*Given problem*. Read the records below. Copy each line where the string "Management" occurs.

* BEGIN Entries shown *

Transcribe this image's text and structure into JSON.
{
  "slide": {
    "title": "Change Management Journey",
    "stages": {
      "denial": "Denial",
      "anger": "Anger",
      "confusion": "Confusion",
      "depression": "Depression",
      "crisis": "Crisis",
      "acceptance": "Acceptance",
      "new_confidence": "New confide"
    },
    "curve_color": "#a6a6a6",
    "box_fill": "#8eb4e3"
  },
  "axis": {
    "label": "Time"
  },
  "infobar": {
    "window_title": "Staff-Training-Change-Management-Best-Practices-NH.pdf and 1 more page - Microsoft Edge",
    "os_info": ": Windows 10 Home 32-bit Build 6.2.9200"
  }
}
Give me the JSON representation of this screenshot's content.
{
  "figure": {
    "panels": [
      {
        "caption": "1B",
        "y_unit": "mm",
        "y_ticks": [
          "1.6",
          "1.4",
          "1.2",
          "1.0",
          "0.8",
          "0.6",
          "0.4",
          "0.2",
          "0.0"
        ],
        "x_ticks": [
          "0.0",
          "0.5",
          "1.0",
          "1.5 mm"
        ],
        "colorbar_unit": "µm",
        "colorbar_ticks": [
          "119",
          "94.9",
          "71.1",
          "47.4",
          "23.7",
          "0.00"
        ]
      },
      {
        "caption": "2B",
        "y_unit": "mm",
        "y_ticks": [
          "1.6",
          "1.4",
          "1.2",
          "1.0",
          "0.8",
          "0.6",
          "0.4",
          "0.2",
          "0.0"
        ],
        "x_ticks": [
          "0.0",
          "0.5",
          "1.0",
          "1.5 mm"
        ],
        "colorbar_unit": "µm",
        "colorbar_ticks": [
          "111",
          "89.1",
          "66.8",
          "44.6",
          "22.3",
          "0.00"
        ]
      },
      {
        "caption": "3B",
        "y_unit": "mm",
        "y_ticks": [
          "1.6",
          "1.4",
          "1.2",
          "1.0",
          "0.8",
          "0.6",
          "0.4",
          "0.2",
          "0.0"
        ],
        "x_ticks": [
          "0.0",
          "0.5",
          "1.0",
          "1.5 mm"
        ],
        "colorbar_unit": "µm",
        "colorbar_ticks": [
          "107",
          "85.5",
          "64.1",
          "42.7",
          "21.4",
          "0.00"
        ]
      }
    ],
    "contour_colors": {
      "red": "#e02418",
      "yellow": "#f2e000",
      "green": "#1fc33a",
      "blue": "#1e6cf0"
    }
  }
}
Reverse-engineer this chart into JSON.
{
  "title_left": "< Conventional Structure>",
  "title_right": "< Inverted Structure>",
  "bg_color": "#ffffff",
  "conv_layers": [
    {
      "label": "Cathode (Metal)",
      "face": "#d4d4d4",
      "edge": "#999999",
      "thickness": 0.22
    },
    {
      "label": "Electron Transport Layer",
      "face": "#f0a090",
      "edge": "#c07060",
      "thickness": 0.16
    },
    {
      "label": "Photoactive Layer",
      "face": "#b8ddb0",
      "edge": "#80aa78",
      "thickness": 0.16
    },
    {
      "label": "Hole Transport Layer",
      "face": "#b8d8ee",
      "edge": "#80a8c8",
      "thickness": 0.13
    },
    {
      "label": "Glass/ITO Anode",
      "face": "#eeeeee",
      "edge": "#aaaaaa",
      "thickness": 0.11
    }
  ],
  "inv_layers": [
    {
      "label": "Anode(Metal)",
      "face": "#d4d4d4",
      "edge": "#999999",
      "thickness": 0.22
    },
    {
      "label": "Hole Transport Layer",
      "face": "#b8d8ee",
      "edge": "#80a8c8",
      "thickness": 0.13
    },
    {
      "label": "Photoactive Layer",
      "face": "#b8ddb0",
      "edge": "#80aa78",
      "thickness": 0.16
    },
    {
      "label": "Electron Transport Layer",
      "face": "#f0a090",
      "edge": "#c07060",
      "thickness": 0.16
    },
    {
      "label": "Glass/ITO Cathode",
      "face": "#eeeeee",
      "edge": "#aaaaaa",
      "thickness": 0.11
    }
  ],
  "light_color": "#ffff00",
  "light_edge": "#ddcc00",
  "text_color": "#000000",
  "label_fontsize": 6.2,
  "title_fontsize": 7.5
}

* END Entries shown *

*Written reply*.
    "title": "Change Management Journey",
    "window_title": "Staff-Training-Change-Management-Best-Practices-NH.pdf and 1 more page - Microsoft Edge",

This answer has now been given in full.